Exercise requirements. Select all lines in the records that include "JSON".

Material for the task.

☆ ☆ ☆

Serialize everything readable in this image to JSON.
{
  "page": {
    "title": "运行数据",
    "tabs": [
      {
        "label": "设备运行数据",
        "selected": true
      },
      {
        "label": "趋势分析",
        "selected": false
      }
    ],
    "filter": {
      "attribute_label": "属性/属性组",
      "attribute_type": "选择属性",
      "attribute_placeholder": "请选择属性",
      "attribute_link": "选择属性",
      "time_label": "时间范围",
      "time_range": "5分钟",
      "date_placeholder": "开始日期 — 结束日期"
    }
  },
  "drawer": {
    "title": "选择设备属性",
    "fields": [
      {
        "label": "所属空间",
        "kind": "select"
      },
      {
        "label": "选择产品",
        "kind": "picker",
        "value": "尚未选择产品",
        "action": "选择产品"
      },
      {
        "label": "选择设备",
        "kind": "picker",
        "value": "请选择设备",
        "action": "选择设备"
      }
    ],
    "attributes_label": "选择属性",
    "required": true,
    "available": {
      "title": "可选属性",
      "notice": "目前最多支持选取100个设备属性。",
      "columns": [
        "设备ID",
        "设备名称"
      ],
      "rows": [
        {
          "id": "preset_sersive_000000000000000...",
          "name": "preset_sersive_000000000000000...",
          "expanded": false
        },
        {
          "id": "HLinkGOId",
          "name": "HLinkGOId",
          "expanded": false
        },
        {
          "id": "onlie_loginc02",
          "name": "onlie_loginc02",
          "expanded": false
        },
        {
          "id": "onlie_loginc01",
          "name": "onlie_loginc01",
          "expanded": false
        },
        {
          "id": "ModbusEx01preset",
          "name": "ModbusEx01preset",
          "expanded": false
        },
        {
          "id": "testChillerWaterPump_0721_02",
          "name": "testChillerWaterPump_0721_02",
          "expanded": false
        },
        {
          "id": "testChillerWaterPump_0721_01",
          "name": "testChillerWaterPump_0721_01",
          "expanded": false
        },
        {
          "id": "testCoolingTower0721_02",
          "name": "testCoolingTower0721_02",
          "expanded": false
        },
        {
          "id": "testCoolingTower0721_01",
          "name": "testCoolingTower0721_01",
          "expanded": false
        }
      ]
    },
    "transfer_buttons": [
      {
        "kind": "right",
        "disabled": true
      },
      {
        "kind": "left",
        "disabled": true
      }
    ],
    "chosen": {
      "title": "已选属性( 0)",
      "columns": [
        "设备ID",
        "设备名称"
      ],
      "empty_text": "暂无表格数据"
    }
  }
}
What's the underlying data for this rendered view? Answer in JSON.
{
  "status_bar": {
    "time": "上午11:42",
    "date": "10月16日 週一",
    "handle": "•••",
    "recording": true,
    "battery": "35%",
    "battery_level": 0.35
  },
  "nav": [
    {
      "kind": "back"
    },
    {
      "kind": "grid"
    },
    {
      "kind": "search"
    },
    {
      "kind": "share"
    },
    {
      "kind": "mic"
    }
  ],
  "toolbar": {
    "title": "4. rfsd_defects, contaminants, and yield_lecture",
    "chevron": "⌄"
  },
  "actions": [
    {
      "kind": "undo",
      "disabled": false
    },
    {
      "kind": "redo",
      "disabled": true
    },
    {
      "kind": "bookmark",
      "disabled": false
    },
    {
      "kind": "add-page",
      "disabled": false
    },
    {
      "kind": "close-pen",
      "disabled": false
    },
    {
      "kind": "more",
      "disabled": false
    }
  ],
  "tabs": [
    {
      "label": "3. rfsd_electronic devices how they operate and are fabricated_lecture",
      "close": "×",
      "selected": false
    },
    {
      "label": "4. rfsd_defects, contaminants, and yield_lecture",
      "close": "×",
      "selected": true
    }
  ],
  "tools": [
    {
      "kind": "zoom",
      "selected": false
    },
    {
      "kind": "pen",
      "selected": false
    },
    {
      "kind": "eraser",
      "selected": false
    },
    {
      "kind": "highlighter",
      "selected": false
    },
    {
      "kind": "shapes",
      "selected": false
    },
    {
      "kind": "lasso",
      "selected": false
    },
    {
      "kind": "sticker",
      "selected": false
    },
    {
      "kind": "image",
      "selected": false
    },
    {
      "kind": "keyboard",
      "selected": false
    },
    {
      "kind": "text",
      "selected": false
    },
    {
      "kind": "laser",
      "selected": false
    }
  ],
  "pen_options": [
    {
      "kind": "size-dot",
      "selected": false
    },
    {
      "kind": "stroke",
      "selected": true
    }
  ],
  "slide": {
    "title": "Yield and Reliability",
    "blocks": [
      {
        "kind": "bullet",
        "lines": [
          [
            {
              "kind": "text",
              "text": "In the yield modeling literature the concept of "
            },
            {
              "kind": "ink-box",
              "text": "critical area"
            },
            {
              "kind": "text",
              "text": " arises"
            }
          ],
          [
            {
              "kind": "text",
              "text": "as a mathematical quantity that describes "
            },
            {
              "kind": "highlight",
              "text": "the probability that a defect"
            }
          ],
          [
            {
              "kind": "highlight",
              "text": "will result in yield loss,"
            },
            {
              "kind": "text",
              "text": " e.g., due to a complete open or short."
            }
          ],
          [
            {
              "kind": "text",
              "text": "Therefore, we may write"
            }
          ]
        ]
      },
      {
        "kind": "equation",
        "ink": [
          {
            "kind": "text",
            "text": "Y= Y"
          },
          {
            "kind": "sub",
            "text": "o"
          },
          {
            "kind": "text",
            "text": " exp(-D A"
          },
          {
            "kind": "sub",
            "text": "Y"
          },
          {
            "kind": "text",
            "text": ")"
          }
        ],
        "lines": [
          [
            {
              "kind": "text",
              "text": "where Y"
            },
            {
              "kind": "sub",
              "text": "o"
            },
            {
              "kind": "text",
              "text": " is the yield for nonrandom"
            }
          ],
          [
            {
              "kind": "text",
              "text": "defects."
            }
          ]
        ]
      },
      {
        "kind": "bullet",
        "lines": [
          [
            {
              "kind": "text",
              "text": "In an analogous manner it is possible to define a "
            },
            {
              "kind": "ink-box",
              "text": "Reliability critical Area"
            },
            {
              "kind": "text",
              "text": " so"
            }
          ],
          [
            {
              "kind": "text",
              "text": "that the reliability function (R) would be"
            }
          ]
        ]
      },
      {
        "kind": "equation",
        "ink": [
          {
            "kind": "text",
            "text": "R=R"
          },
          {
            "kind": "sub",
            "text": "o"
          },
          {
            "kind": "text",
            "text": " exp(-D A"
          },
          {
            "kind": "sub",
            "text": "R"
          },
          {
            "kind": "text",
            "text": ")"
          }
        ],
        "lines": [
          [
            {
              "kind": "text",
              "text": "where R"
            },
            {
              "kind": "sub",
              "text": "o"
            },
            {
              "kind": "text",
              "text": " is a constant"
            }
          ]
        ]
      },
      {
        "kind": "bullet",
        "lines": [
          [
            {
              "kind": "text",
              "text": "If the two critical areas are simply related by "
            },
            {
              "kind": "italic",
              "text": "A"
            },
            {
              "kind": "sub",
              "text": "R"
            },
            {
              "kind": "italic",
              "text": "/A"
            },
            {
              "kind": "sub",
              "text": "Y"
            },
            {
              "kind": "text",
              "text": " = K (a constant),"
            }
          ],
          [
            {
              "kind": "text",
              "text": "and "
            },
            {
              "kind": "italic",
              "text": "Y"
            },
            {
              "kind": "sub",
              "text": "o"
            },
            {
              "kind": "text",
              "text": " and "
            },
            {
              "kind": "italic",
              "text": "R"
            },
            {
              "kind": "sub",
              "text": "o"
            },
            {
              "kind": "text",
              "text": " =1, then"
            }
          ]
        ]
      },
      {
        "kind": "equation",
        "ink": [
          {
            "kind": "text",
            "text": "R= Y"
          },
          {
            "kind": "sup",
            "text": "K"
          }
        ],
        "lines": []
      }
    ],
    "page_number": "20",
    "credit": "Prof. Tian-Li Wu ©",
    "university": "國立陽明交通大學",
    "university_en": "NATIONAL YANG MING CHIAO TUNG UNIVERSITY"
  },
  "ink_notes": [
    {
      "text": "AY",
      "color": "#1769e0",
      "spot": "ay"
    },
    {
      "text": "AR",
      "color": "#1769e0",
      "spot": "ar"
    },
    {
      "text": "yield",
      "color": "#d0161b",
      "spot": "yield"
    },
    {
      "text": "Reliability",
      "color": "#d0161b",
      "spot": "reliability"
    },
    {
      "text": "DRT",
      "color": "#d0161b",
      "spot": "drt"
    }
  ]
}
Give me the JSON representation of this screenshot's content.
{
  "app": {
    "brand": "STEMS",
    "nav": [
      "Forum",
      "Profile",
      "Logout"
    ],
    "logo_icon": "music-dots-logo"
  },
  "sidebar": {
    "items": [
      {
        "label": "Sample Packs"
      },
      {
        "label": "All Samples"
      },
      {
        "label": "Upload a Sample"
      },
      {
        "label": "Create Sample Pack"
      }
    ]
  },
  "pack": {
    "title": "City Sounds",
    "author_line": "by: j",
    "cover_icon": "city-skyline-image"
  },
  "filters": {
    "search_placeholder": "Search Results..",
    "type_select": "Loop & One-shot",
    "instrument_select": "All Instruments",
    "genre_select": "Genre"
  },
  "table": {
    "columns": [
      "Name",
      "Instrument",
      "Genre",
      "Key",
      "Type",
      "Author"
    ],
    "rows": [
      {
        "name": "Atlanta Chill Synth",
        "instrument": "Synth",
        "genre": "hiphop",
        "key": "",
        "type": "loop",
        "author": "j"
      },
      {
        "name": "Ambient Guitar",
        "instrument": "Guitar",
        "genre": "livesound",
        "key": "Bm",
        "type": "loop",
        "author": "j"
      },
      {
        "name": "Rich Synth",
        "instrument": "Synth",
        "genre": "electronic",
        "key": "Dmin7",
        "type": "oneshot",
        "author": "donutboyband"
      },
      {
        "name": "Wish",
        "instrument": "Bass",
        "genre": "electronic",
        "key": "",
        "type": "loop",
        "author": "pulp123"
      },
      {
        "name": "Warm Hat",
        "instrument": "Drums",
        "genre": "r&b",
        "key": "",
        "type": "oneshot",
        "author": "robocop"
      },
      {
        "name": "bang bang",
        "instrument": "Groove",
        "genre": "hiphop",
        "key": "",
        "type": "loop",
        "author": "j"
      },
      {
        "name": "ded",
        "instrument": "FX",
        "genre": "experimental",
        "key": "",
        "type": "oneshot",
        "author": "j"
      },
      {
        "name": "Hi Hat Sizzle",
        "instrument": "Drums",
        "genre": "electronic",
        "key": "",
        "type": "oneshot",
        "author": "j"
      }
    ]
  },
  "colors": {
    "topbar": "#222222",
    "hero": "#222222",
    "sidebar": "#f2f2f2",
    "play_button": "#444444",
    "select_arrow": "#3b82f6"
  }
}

☆ ☆ ☆

Solution.
Serialize everything readable in this image to JSON.
What's the underlying data for this rendered view? Answer in JSON.
Give me the JSON representation of this screenshot's content.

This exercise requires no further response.